_DIRECTIONS FOR THIS TASK:_
Work through the data and report how many lines include the string "能达到相应目的", giving the number alone.

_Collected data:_
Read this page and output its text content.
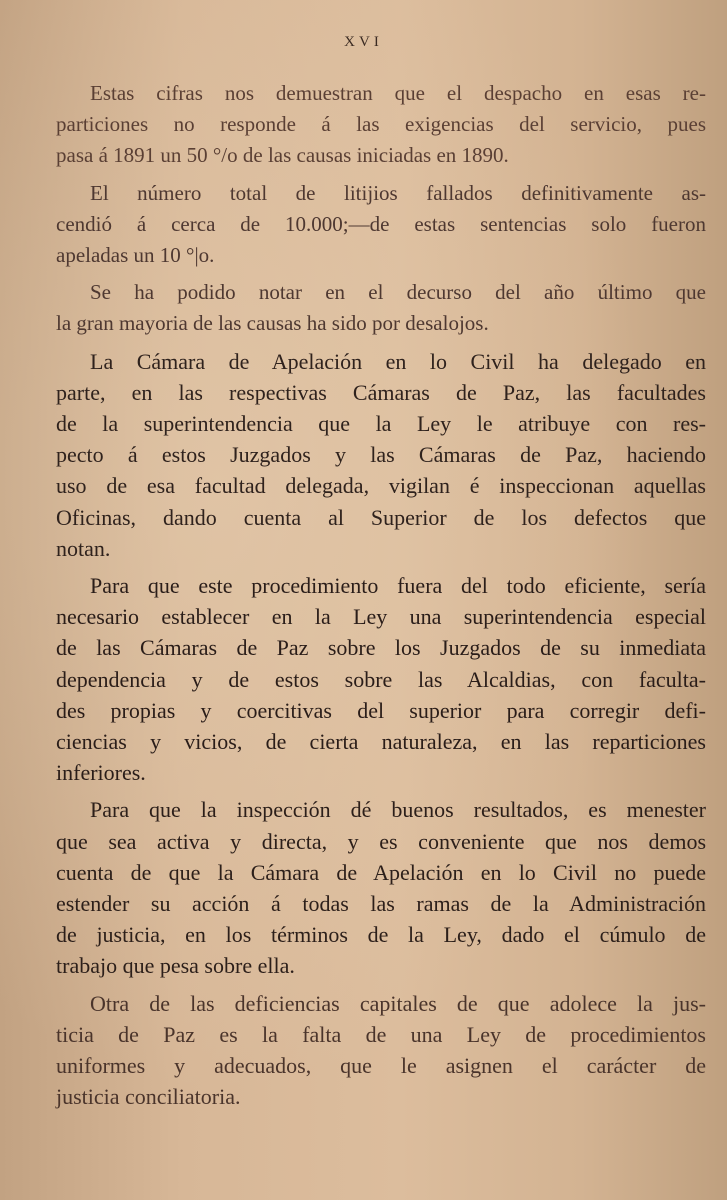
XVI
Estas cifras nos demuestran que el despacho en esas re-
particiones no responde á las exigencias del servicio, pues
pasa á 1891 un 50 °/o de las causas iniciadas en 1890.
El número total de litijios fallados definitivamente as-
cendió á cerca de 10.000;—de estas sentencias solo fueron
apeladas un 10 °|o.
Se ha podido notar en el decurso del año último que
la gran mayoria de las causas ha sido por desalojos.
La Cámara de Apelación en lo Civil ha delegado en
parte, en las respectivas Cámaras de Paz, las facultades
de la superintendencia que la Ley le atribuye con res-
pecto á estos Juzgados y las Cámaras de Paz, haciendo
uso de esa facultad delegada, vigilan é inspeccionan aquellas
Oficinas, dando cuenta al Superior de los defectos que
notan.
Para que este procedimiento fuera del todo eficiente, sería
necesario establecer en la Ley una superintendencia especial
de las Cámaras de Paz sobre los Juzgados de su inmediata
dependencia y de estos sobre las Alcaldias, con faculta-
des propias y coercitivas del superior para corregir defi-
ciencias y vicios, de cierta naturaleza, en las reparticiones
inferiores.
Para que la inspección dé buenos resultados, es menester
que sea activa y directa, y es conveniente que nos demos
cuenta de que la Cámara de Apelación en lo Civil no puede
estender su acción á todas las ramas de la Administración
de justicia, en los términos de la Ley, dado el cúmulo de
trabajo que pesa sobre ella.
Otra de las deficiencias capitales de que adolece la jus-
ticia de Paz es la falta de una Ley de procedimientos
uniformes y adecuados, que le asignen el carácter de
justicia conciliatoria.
...
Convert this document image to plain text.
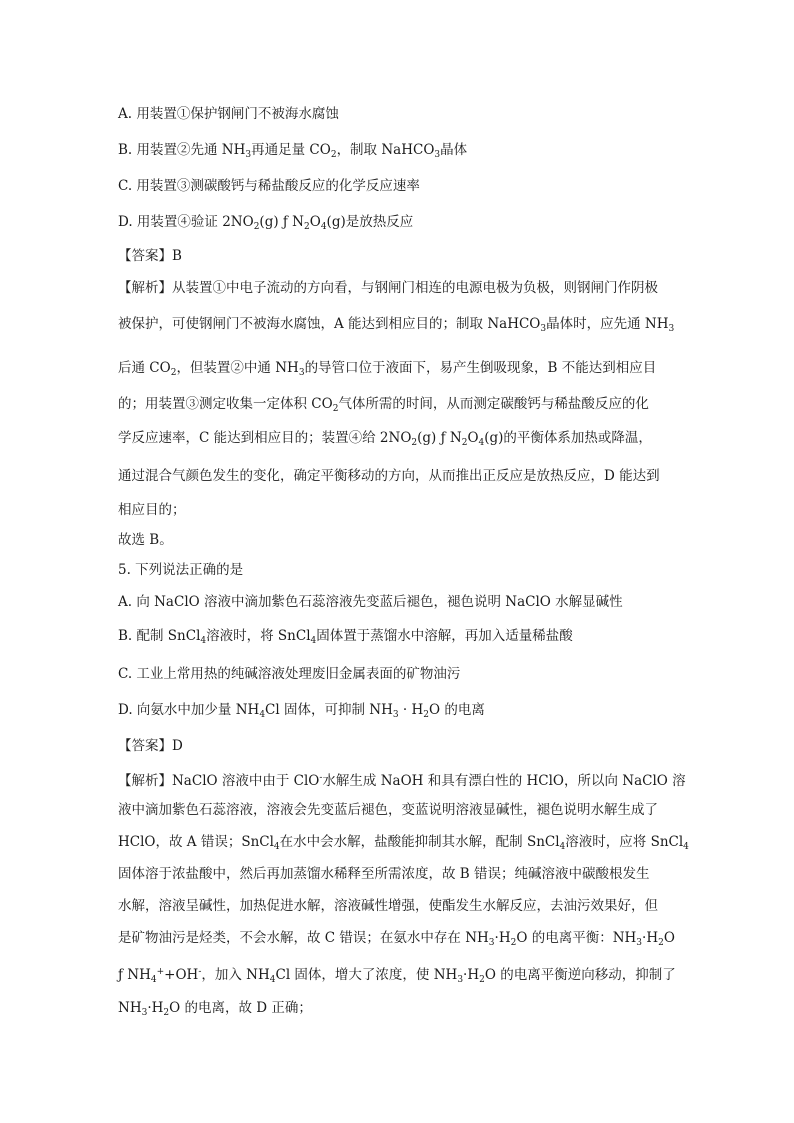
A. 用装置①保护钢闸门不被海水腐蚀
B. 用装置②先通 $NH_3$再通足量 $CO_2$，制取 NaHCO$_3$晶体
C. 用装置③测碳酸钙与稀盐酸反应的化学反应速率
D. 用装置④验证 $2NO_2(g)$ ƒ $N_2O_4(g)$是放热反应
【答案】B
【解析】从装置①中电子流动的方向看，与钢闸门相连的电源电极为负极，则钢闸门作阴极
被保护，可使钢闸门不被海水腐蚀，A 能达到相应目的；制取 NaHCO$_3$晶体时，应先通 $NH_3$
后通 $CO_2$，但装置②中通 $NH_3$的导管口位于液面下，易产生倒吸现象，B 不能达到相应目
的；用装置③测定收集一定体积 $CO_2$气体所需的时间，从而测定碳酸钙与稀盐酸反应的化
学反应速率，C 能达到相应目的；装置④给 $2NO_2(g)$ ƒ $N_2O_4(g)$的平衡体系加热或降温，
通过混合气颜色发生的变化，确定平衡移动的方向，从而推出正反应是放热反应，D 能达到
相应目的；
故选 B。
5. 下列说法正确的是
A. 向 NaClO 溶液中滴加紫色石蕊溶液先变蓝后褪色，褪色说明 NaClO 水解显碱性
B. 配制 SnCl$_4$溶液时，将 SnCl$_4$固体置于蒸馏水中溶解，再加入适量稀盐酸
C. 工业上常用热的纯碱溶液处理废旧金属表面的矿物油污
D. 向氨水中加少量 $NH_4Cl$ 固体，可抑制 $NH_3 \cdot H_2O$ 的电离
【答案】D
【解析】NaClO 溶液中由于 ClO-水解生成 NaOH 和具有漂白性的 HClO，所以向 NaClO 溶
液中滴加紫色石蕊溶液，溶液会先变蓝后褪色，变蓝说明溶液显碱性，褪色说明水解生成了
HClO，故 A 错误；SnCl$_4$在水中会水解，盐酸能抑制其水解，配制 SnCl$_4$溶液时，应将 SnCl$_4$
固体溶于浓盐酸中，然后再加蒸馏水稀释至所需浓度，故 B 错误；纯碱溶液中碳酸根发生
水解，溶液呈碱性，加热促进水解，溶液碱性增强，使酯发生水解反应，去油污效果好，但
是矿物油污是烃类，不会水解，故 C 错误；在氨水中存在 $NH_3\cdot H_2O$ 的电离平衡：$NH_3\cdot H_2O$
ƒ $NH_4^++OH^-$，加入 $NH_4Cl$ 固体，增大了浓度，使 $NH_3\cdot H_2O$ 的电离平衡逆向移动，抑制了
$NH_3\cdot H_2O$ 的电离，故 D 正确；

_RESULT:_
2